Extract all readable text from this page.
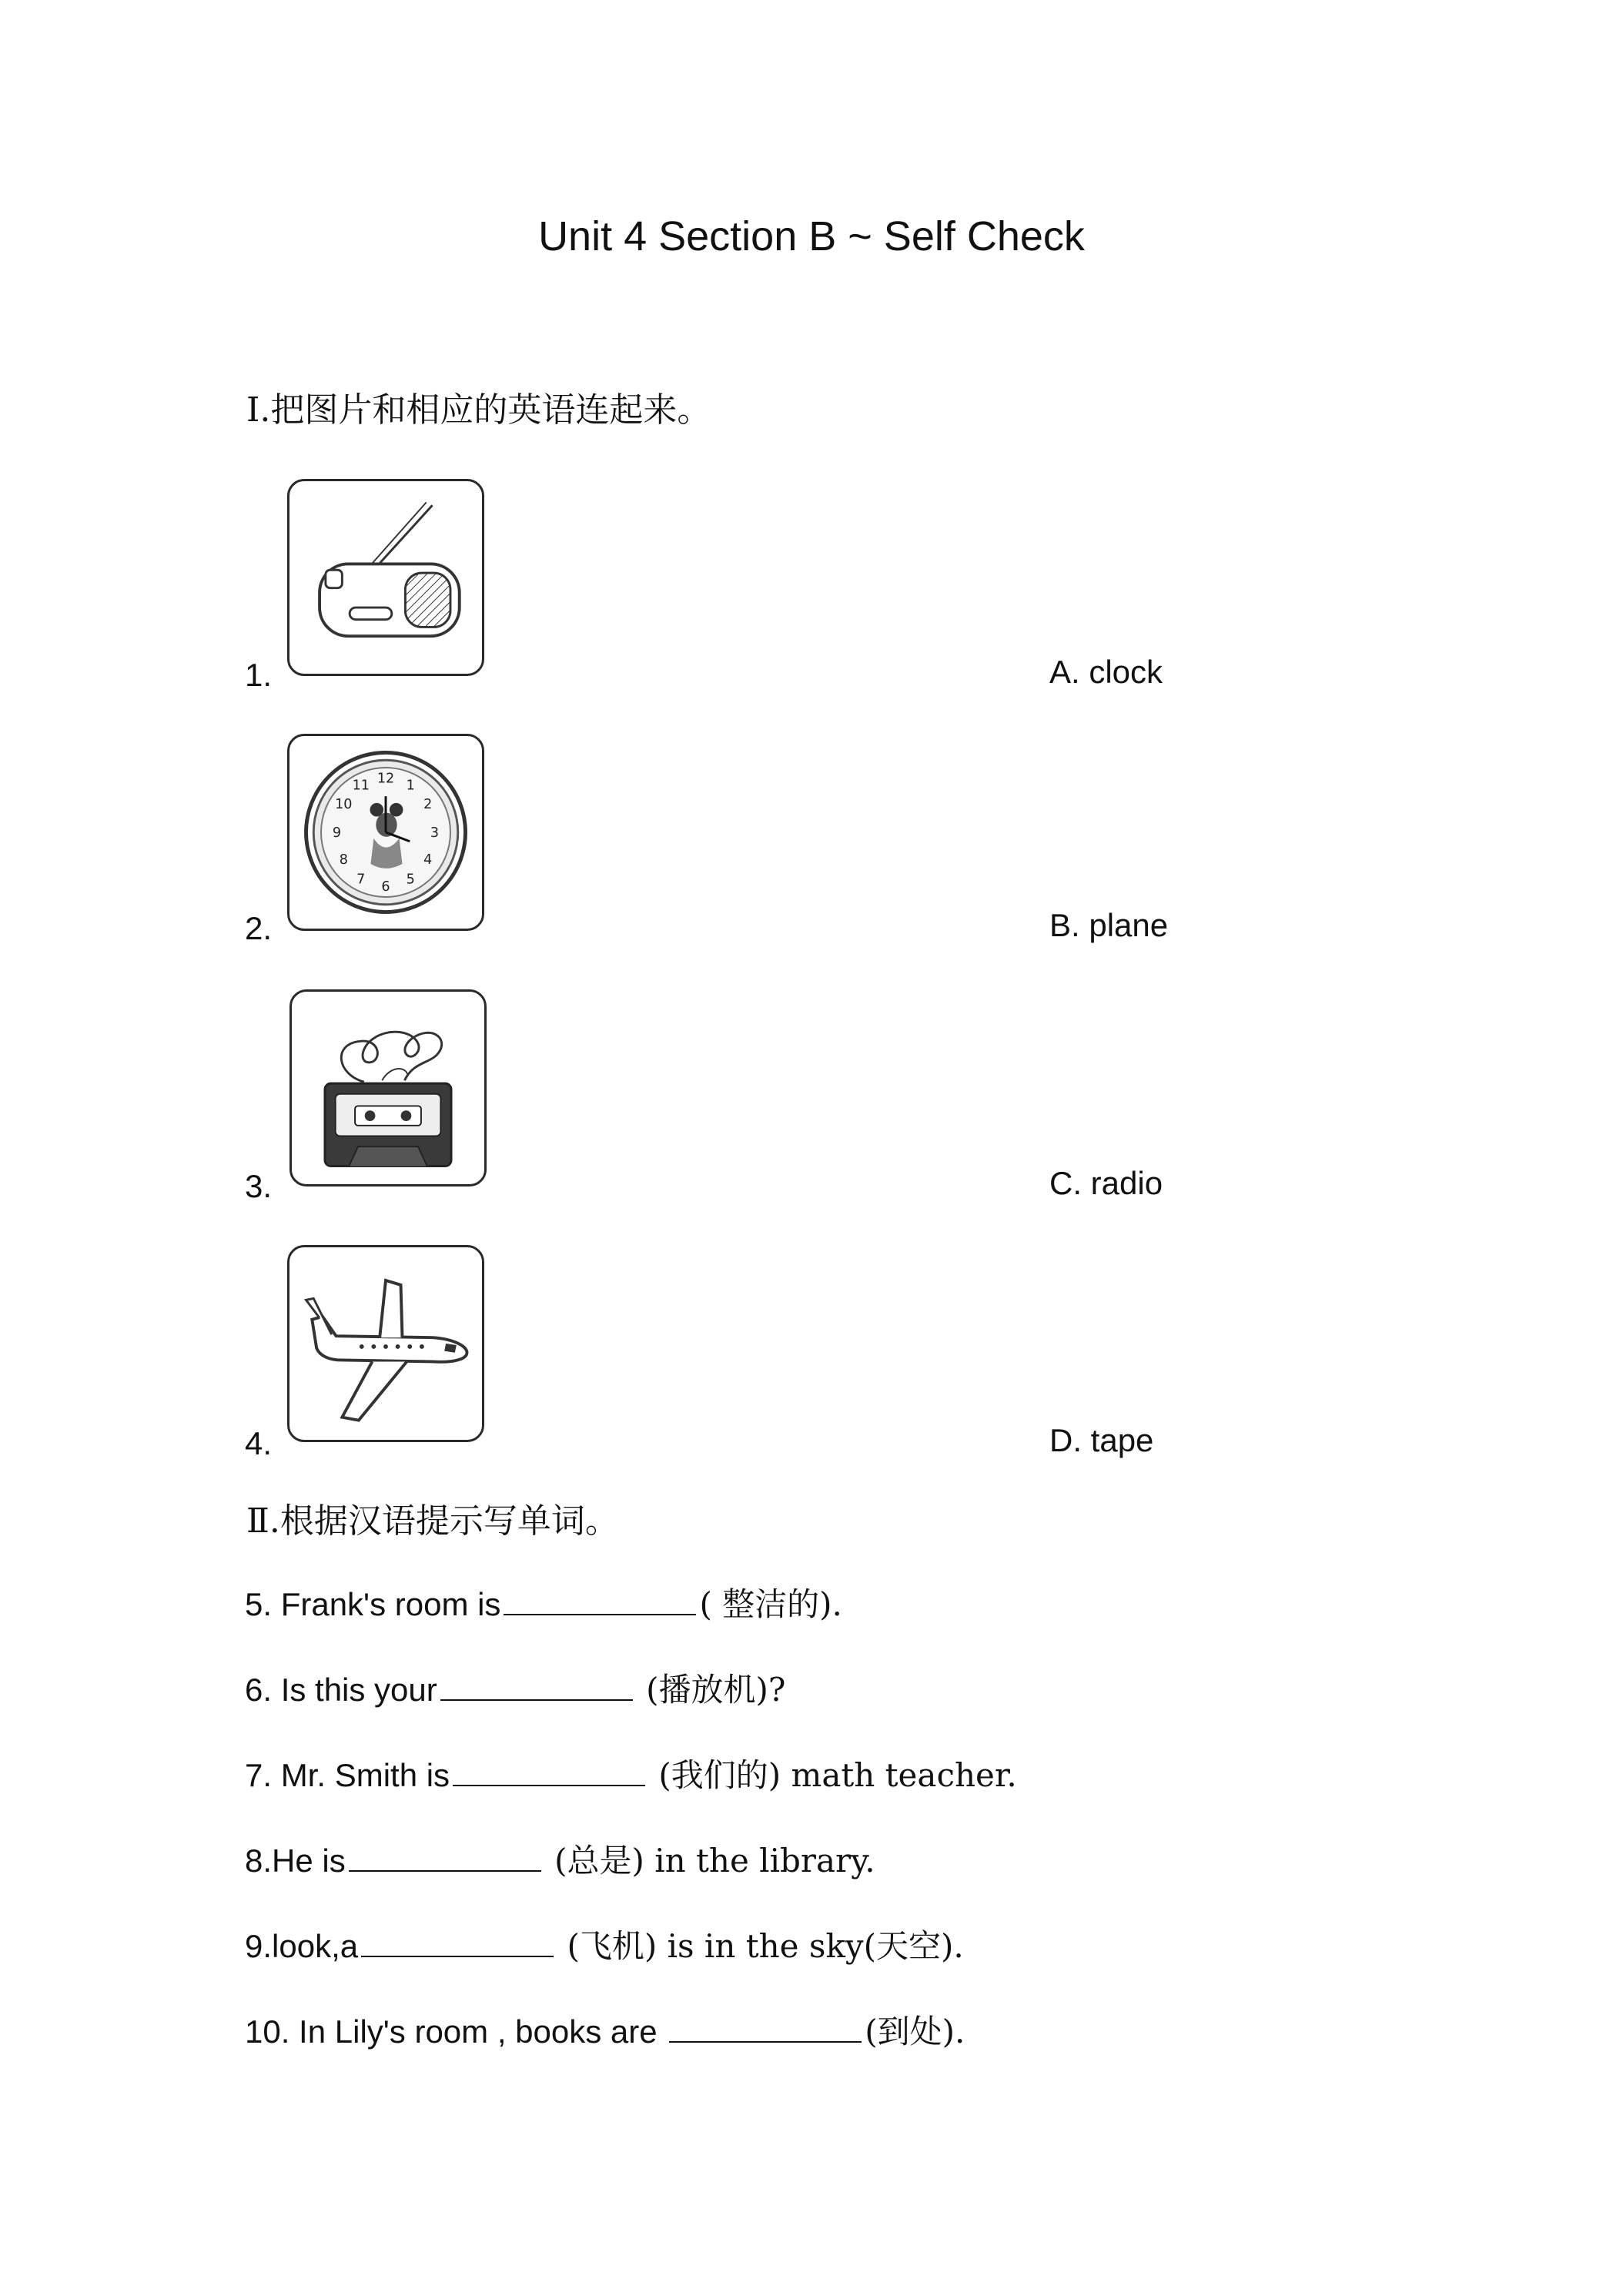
Unit 4 Section B ~ Self Check
Ⅰ.把图片和相应的英语连起来。
1.	A. clock
12 1
2
3
4
5
6
7
8
9
10
11
2.	B. plane
3.	C. radio
4.	D. tape
Ⅱ.根据汉语提示写单词。
5. Frank's room is	( 整洁的).
6. Is this your	(播放机)?
7. Mr. Smith is	(我们的) math teacher.
8.He is	(总是) in the library.
9.look,a	(飞机) is in the sky(天空).
10. In Lily's room , books are	(到处).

● ● ● ●

Your goal: Track down every line holding the string "this" and copy it.

Task solution:
Extract all readable text from this page.
6. Is this your	(播放机)?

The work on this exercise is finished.